To be done: Your job is to restate each entry word for word.

Supplied data:
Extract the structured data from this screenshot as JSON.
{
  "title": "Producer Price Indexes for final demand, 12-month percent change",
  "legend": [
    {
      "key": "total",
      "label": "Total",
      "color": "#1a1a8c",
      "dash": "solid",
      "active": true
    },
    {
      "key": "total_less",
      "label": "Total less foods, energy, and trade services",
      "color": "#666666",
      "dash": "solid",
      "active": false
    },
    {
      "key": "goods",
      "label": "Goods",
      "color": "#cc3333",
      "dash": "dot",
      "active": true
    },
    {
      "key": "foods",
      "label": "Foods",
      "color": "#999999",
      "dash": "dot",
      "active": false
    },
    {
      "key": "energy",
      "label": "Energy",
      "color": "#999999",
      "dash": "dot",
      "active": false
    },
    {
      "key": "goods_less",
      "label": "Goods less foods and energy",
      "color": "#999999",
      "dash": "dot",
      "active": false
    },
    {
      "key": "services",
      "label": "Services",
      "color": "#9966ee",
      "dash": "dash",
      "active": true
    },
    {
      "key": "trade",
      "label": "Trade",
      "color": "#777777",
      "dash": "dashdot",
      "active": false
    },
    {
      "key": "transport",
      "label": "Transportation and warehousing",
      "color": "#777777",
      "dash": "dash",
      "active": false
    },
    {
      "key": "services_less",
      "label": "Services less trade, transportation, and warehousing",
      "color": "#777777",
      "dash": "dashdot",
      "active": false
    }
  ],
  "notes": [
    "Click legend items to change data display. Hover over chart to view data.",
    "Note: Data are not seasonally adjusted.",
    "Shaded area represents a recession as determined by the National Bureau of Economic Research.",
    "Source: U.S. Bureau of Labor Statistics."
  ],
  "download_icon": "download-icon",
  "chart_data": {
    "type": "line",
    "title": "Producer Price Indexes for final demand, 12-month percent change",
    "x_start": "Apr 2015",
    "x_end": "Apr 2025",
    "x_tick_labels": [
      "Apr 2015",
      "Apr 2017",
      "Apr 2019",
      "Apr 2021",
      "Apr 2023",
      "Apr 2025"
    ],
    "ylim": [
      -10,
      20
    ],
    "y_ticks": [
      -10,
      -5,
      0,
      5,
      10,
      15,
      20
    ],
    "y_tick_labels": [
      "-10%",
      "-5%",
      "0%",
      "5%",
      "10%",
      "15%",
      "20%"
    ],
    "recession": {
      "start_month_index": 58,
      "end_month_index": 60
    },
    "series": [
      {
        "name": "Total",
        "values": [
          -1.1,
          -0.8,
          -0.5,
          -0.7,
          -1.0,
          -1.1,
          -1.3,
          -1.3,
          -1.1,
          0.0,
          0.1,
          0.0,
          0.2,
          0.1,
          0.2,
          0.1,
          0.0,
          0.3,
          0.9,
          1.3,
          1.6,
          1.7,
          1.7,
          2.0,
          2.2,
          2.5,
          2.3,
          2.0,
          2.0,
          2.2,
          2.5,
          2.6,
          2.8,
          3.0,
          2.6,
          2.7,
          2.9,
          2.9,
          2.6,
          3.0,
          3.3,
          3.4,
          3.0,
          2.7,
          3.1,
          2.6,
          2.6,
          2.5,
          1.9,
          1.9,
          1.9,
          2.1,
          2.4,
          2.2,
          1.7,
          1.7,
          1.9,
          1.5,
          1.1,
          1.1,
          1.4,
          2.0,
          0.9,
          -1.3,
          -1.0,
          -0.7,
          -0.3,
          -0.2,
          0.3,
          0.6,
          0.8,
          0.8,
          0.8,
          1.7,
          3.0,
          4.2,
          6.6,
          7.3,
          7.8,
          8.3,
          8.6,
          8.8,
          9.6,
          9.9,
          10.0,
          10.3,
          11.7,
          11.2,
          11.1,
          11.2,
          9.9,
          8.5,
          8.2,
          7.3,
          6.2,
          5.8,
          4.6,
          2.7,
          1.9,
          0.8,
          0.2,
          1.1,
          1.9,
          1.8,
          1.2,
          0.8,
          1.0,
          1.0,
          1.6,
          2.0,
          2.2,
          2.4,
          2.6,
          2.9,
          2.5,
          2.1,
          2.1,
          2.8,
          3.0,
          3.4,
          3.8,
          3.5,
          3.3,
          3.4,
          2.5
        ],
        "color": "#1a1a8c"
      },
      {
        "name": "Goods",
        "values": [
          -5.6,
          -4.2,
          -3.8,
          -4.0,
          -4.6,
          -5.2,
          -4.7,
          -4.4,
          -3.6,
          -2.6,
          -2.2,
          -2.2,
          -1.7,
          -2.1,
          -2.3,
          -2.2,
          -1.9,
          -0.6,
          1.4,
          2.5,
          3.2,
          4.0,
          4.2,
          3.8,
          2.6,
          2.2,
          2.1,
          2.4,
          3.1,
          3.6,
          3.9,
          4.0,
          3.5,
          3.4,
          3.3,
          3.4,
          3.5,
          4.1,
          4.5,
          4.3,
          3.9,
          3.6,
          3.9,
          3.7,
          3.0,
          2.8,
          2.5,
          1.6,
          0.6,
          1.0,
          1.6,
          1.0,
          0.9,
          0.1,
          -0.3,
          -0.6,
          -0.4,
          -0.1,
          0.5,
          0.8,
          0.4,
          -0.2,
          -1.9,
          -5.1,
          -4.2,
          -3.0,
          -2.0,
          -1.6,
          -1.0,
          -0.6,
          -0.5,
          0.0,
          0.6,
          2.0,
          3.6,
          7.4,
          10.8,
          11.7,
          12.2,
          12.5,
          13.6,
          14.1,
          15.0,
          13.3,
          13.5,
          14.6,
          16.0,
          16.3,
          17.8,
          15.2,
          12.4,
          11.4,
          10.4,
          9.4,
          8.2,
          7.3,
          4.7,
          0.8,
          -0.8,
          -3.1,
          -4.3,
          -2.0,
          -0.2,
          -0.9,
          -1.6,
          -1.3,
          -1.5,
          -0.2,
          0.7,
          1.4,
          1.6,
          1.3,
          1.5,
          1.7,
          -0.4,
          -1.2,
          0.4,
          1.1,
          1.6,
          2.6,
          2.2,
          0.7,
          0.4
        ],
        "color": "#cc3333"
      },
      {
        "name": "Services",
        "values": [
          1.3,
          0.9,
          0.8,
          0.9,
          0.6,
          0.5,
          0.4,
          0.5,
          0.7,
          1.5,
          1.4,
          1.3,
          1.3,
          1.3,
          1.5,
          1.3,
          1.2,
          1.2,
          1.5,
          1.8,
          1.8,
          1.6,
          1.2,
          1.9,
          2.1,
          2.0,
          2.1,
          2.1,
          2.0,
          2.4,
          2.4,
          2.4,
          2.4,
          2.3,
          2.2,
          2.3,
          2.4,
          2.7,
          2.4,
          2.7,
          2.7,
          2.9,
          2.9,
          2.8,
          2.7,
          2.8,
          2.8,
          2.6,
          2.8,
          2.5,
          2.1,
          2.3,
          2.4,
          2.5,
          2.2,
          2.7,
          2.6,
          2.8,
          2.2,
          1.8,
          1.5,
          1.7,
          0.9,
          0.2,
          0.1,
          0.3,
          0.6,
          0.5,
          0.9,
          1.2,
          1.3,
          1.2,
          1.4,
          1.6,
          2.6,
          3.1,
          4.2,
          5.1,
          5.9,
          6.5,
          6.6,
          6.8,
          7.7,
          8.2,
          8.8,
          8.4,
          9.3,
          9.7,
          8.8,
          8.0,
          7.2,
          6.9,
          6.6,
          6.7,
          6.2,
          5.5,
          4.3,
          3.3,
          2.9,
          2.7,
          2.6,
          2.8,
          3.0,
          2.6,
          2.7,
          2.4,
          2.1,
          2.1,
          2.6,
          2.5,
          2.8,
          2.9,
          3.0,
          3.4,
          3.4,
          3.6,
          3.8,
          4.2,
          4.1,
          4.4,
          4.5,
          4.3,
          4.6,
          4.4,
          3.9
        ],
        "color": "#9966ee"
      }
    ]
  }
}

Solution to the exercise:
Extract the structured data from this screenshot as JSON.
{
  "title": "Producer Price Indexes for final demand, 12-month percent change",
  "legend": [
    {
      "key": "total",
      "label": "Total",
      "color": "#1a1a8c",
      "dash": "solid",
      "active": true
    },
    {
      "key": "total_less",
      "label": "Total less foods, energy, and trade services",
      "color": "#666666",
      "dash": "solid",
      "active": false
    },
    {
      "key": "goods",
      "label": "Goods",
      "color": "#cc3333",
      "dash": "dot",
      "active": true
    },
    {
      "key": "foods",
      "label": "Foods",
      "color": "#999999",
      "dash": "dot",
      "active": false
    },
    {
      "key": "energy",
      "label": "Energy",
      "color": "#999999",
      "dash": "dot",
      "active": false
    },
    {
      "key": "goods_less",
      "label": "Goods less foods and energy",
      "color": "#999999",
      "dash": "dot",
      "active": false
    },
    {
      "key": "services",
      "label": "Services",
      "color": "#9966ee",
      "dash": "dash",
      "active": true
    },
    {
      "key": "trade",
      "label": "Trade",
      "color": "#777777",
      "dash": "dashdot",
      "active": false
    },
    {
      "key": "transport",
      "label": "Transportation and warehousing",
      "color": "#777777",
      "dash": "dash",
      "active": false
    },
    {
      "key": "services_less",
      "label": "Services less trade, transportation, and warehousing",
      "color": "#777777",
      "dash": "dashdot",
      "active": false
    }
  ],
  "notes": [
    "Click legend items to change data display. Hover over chart to view data.",
    "Note: Data are not seasonally adjusted.",
    "Shaded area represents a recession as determined by the National Bureau of Economic Research.",
    "Source: U.S. Bureau of Labor Statistics."
  ],
  "download_icon": "download-icon",
  "chart_data": {
    "type": "line",
    "title": "Producer Price Indexes for final demand, 12-month percent change",
    "x_start": "Apr 2015",
    "x_end": "Apr 2025",
    "x_tick_labels": [
      "Apr 2015",
      "Apr 2017",
      "Apr 2019",
      "Apr 2021",
      "Apr 2023",
      "Apr 2025"
    ],
    "ylim": [
      -10,
      20
    ],
    "y_ticks": [
      -10,
      -5,
      0,
      5,
      10,
      15,
      20
    ],
    "y_tick_labels": [
      "-10%",
      "-5%",
      "0%",
      "5%",
      "10%",
      "15%",
      "20%"
    ],
    "recession": {
      "start_month_index": 58,
      "end_month_index": 60
    },
    "series": [
      {
        "name": "Total",
        "values": [
          -1.1,
          -0.8,
          -0.5,
          -0.7,
          -1.0,
          -1.1,
          -1.3,
          -1.3,
          -1.1,
          0.0,
          0.1,
          0.0,
          0.2,
          0.1,
          0.2,
          0.1,
          0.0,
          0.3,
          0.9,
          1.3,
          1.6,
          1.7,
          1.7,
          2.0,
          2.2,
          2.5,
          2.3,
          2.0,
          2.0,
          2.2,
          2.5,
          2.6,
          2.8,
          3.0,
          2.6,
          2.7,
          2.9,
          2.9,
          2.6,
          3.0,
          3.3,
          3.4,
          3.0,
          2.7,
          3.1,
          2.6,
          2.6,
          2.5,
          1.9,
          1.9,
          1.9,
          2.1,
          2.4,
          2.2,
          1.7,
          1.7,
          1.9,
          1.5,
          1.1,
          1.1,
          1.4,
          2.0,
          0.9,
          -1.3,
          -1.0,
          -0.7,
          -0.3,
          -0.2,
          0.3,
          0.6,
          0.8,
          0.8,
          0.8,
          1.7,
          3.0,
          4.2,
          6.6,
          7.3,
          7.8,
          8.3,
          8.6,
          8.8,
          9.6,
          9.9,
          10.0,
          10.3,
          11.7,
          11.2,
          11.1,
          11.2,
          9.9,
          8.5,
          8.2,
          7.3,
          6.2,
          5.8,
          4.6,
          2.7,
          1.9,
          0.8,
          0.2,
          1.1,
          1.9,
          1.8,
          1.2,
          0.8,
          1.0,
          1.0,
          1.6,
          2.0,
          2.2,
          2.4,
          2.6,
          2.9,
          2.5,
          2.1,
          2.1,
          2.8,
          3.0,
          3.4,
          3.8,
          3.5,
          3.3,
          3.4,
          2.5
        ],
        "color": "#1a1a8c"
      },
      {
        "name": "Goods",
        "values": [
          -5.6,
          -4.2,
          -3.8,
          -4.0,
          -4.6,
          -5.2,
          -4.7,
          -4.4,
          -3.6,
          -2.6,
          -2.2,
          -2.2,
          -1.7,
          -2.1,
          -2.3,
          -2.2,
          -1.9,
          -0.6,
          1.4,
          2.5,
          3.2,
          4.0,
          4.2,
          3.8,
          2.6,
          2.2,
          2.1,
          2.4,
          3.1,
          3.6,
          3.9,
          4.0,
          3.5,
          3.4,
          3.3,
          3.4,
          3.5,
          4.1,
          4.5,
          4.3,
          3.9,
          3.6,
          3.9,
          3.7,
          3.0,
          2.8,
          2.5,
          1.6,
          0.6,
          1.0,
          1.6,
          1.0,
          0.9,
          0.1,
          -0.3,
          -0.6,
          -0.4,
          -0.1,
          0.5,
          0.8,
          0.4,
          -0.2,
          -1.9,
          -5.1,
          -4.2,
          -3.0,
          -2.0,
          -1.6,
          -1.0,
          -0.6,
          -0.5,
          0.0,
          0.6,
          2.0,
          3.6,
          7.4,
          10.8,
          11.7,
          12.2,
          12.5,
          13.6,
          14.1,
          15.0,
          13.3,
          13.5,
          14.6,
          16.0,
          16.3,
          17.8,
          15.2,
          12.4,
          11.4,
          10.4,
          9.4,
          8.2,
          7.3,
          4.7,
          0.8,
          -0.8,
          -3.1,
          -4.3,
          -2.0,
          -0.2,
          -0.9,
          -1.6,
          -1.3,
          -1.5,
          -0.2,
          0.7,
          1.4,
          1.6,
          1.3,
          1.5,
          1.7,
          -0.4,
          -1.2,
          0.4,
          1.1,
          1.6,
          2.6,
          2.2,
          0.7,
          0.4
        ],
        "color": "#cc3333"
      },
      {
        "name": "Services",
        "values": [
          1.3,
          0.9,
          0.8,
          0.9,
          0.6,
          0.5,
          0.4,
          0.5,
          0.7,
          1.5,
          1.4,
          1.3,
          1.3,
          1.3,
          1.5,
          1.3,
          1.2,
          1.2,
          1.5,
          1.8,
          1.8,
          1.6,
          1.2,
          1.9,
          2.1,
          2.0,
          2.1,
          2.1,
          2.0,
          2.4,
          2.4,
          2.4,
          2.4,
          2.3,
          2.2,
          2.3,
          2.4,
          2.7,
          2.4,
          2.7,
          2.7,
          2.9,
          2.9,
          2.8,
          2.7,
          2.8,
          2.8,
          2.6,
          2.8,
          2.5,
          2.1,
          2.3,
          2.4,
          2.5,
          2.2,
          2.7,
          2.6,
          2.8,
          2.2,
          1.8,
          1.5,
          1.7,
          0.9,
          0.2,
          0.1,
          0.3,
          0.6,
          0.5,
          0.9,
          1.2,
          1.3,
          1.2,
          1.4,
          1.6,
          2.6,
          3.1,
          4.2,
          5.1,
          5.9,
          6.5,
          6.6,
          6.8,
          7.7,
          8.2,
          8.8,
          8.4,
          9.3,
          9.7,
          8.8,
          8.0,
          7.2,
          6.9,
          6.6,
          6.7,
          6.2,
          5.5,
          4.3,
          3.3,
          2.9,
          2.7,
          2.6,
          2.8,
          3.0,
          2.6,
          2.7,
          2.4,
          2.1,
          2.1,
          2.6,
          2.5,
          2.8,
          2.9,
          3.0,
          3.4,
          3.4,
          3.6,
          3.8,
          4.2,
          4.1,
          4.4,
          4.5,
          4.3,
          4.6,
          4.4,
          3.9
        ],
        "color": "#9966ee"
      }
    ]
  }
}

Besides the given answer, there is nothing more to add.